• AIM OF THE TASK:
Lift out each line of the data that holds "October".
─── EXERCISE MATERIAL ───
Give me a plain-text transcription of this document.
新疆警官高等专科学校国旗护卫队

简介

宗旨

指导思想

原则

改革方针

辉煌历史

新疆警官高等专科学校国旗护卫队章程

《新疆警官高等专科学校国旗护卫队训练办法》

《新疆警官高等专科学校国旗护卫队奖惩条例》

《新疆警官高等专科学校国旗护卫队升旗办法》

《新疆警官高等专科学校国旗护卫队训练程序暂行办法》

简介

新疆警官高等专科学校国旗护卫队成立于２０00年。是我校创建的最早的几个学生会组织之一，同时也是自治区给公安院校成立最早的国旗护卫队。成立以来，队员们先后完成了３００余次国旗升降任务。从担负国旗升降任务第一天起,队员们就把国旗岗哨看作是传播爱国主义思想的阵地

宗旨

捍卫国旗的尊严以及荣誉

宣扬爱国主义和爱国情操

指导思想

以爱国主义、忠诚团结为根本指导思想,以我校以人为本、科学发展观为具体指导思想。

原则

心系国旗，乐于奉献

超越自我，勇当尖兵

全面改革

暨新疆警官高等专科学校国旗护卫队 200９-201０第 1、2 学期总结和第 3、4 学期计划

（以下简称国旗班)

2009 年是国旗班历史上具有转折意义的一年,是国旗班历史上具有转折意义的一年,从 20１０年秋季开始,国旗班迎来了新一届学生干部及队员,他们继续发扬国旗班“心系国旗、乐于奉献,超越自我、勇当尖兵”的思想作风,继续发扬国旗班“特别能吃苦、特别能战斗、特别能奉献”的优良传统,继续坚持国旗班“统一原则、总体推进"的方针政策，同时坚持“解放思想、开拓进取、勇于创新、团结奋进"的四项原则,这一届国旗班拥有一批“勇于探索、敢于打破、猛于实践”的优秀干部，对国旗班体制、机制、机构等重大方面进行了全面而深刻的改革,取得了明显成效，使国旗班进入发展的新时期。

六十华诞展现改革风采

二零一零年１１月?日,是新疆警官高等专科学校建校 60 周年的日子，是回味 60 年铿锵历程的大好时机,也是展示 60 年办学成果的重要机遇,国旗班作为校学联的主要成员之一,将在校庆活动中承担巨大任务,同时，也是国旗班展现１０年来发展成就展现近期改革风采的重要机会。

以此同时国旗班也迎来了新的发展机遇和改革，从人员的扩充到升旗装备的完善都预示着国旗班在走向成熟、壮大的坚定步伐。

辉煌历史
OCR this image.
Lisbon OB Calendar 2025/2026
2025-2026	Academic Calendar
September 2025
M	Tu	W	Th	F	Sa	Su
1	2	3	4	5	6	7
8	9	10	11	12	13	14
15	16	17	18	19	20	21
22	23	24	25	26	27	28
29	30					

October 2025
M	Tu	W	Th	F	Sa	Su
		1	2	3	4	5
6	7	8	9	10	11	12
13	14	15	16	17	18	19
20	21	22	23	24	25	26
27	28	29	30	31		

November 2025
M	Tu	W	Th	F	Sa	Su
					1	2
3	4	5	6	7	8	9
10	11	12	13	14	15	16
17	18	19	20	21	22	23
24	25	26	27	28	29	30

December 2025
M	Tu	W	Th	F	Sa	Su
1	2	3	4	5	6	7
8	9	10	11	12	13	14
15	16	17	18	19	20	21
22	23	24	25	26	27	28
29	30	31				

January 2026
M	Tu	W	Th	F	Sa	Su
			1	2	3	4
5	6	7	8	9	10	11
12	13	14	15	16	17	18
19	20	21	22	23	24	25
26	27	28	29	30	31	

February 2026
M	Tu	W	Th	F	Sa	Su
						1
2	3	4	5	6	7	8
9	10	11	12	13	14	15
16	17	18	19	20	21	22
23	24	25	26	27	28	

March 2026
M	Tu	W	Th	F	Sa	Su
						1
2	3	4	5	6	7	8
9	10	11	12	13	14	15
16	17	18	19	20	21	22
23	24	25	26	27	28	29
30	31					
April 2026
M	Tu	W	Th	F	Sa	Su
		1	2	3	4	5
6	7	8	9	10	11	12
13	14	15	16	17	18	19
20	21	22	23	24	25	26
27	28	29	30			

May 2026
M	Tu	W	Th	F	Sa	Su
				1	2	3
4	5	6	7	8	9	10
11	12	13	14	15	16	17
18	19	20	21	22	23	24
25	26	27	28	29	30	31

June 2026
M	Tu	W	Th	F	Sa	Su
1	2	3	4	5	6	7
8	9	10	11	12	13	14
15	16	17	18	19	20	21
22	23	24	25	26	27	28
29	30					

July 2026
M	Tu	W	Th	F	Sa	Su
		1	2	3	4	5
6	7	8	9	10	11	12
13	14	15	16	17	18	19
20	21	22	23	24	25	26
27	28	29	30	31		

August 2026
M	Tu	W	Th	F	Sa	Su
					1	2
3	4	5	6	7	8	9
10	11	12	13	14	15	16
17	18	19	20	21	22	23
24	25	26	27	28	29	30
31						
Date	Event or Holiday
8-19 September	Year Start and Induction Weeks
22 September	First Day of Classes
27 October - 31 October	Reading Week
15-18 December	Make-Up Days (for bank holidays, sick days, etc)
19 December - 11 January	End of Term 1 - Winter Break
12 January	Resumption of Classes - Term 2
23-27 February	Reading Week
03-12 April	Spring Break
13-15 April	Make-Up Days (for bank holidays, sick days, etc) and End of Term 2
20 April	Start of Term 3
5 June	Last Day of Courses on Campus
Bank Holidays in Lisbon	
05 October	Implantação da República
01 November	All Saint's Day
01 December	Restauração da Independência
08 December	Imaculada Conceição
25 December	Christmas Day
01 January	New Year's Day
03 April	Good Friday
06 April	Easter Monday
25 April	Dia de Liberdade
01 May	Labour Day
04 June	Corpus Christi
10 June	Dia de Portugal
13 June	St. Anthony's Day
───
• ANSWER BELOW:
October 2025
27 October - 31 October	Reading Week
05 October	Implantação da República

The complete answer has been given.